§ Objective
Below is a listing; write it out exactly and drop any images from it.

§ Entries taken from a collection
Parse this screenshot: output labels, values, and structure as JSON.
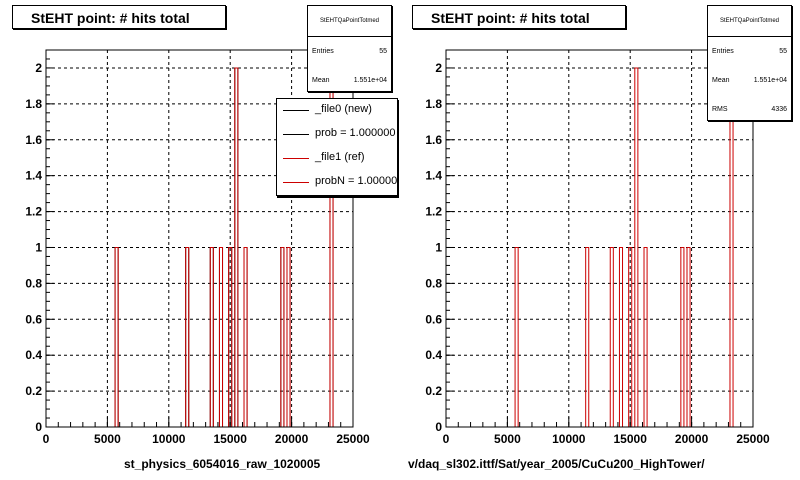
{
  "chart_data": [
    {
      "type": "bar",
      "title": "StEHT point: # hits total",
      "xlabel": "st_physics_6054016_raw_1020005",
      "ylabel": "",
      "xlim": [
        0,
        25000
      ],
      "ylim": [
        0,
        2.1
      ],
      "xticks": [
        "0",
        "5000",
        "10000",
        "15000",
        "20000",
        "25000"
      ],
      "yticks": [
        "0",
        "0.2",
        "0.4",
        "0.6",
        "0.8",
        "1",
        "1.2",
        "1.4",
        "1.6",
        "1.8",
        "2"
      ],
      "grid": true,
      "bin_width": 250,
      "series": [
        {
          "name": "_file0 (new)",
          "color": "#000000",
          "x": [
            5750,
            11500,
            13500,
            14250,
            15000,
            15500,
            16250,
            19250,
            19750,
            23250
          ],
          "values": [
            1,
            1,
            1,
            1,
            1,
            2,
            1,
            1,
            1,
            2
          ]
        },
        {
          "name": "_file1 (ref)",
          "color": "#cc0000",
          "x": [
            5750,
            11500,
            13500,
            14250,
            15000,
            15500,
            16250,
            19250,
            19750,
            23250
          ],
          "values": [
            1,
            1,
            1,
            1,
            1,
            2,
            1,
            1,
            1,
            2
          ]
        }
      ],
      "legend": [
        "_file0 (new)",
        "prob = 1.000000",
        "_file1 (ref)",
        "probN = 1.000000"
      ],
      "stats": {
        "name": "StEHTQaPointTotmed",
        "entries_label": "Entries",
        "entries": "55",
        "mean_label": "Mean",
        "mean": "1.551e+04"
      }
    },
    {
      "type": "bar",
      "title": "StEHT point: # hits total",
      "xlabel": "v/daq_sl302.ittf/Sat/year_2005/CuCu200_HighTower/",
      "ylabel": "",
      "xlim": [
        0,
        25000
      ],
      "ylim": [
        0,
        2.1
      ],
      "xticks": [
        "0",
        "5000",
        "10000",
        "15000",
        "20000",
        "25000"
      ],
      "yticks": [
        "0",
        "0.2",
        "0.4",
        "0.6",
        "0.8",
        "1",
        "1.2",
        "1.4",
        "1.6",
        "1.8",
        "2"
      ],
      "grid": true,
      "bin_width": 250,
      "series": [
        {
          "name": "",
          "color": "#cc0000",
          "x": [
            5750,
            11500,
            13500,
            14250,
            15000,
            15500,
            16250,
            19250,
            19750,
            23250
          ],
          "values": [
            1,
            1,
            1,
            1,
            1,
            2,
            1,
            1,
            1,
            2
          ]
        }
      ],
      "stats": {
        "name": "StEHTQaPointTotmed",
        "entries_label": "Entries",
        "entries": "55",
        "mean_label": "Mean",
        "mean": "1.551e+04",
        "rms_label": "RMS",
        "rms": "4336"
      }
    }
  ],
  "colors": {
    "new": "#000000",
    "ref": "#cc0000",
    "grid": "#000000"
  }
}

§ The answer
Parse this screenshot: output labels, values, and structure as JSON.
{
  "chart_data": [
    {
      "type": "bar",
      "title": "StEHT point: # hits total",
      "xlabel": "st_physics_6054016_raw_1020005",
      "ylabel": "",
      "xlim": [
        0,
        25000
      ],
      "ylim": [
        0,
        2.1
      ],
      "xticks": [
        "0",
        "5000",
        "10000",
        "15000",
        "20000",
        "25000"
      ],
      "yticks": [
        "0",
        "0.2",
        "0.4",
        "0.6",
        "0.8",
        "1",
        "1.2",
        "1.4",
        "1.6",
        "1.8",
        "2"
      ],
      "grid": true,
      "bin_width": 250,
      "series": [
        {
          "name": "_file0 (new)",
          "color": "#000000",
          "x": [
            5750,
            11500,
            13500,
            14250,
            15000,
            15500,
            16250,
            19250,
            19750,
            23250
          ],
          "values": [
            1,
            1,
            1,
            1,
            1,
            2,
            1,
            1,
            1,
            2
          ]
        },
        {
          "name": "_file1 (ref)",
          "color": "#cc0000",
          "x": [
            5750,
            11500,
            13500,
            14250,
            15000,
            15500,
            16250,
            19250,
            19750,
            23250
          ],
          "values": [
            1,
            1,
            1,
            1,
            1,
            2,
            1,
            1,
            1,
            2
          ]
        }
      ],
      "legend": [
        "_file0 (new)",
        "prob = 1.000000",
        "_file1 (ref)",
        "probN = 1.000000"
      ],
      "stats": {
        "name": "StEHTQaPointTotmed",
        "entries_label": "Entries",
        "entries": "55",
        "mean_label": "Mean",
        "mean": "1.551e+04"
      }
    },
    {
      "type": "bar",
      "title": "StEHT point: # hits total",
      "xlabel": "v/daq_sl302.ittf/Sat/year_2005/CuCu200_HighTower/",
      "ylabel": "",
      "xlim": [
        0,
        25000
      ],
      "ylim": [
        0,
        2.1
      ],
      "xticks": [
        "0",
        "5000",
        "10000",
        "15000",
        "20000",
        "25000"
      ],
      "yticks": [
        "0",
        "0.2",
        "0.4",
        "0.6",
        "0.8",
        "1",
        "1.2",
        "1.4",
        "1.6",
        "1.8",
        "2"
      ],
      "grid": true,
      "bin_width": 250,
      "series": [
        {
          "name": "",
          "color": "#cc0000",
          "x": [
            5750,
            11500,
            13500,
            14250,
            15000,
            15500,
            16250,
            19250,
            19750,
            23250
          ],
          "values": [
            1,
            1,
            1,
            1,
            1,
            2,
            1,
            1,
            1,
            2
          ]
        }
      ],
      "stats": {
        "name": "StEHTQaPointTotmed",
        "entries_label": "Entries",
        "entries": "55",
        "mean_label": "Mean",
        "mean": "1.551e+04",
        "rms_label": "RMS",
        "rms": "4336"
      }
    }
  ],
  "colors": {
    "new": "#000000",
    "ref": "#cc0000",
    "grid": "#000000"
  }
}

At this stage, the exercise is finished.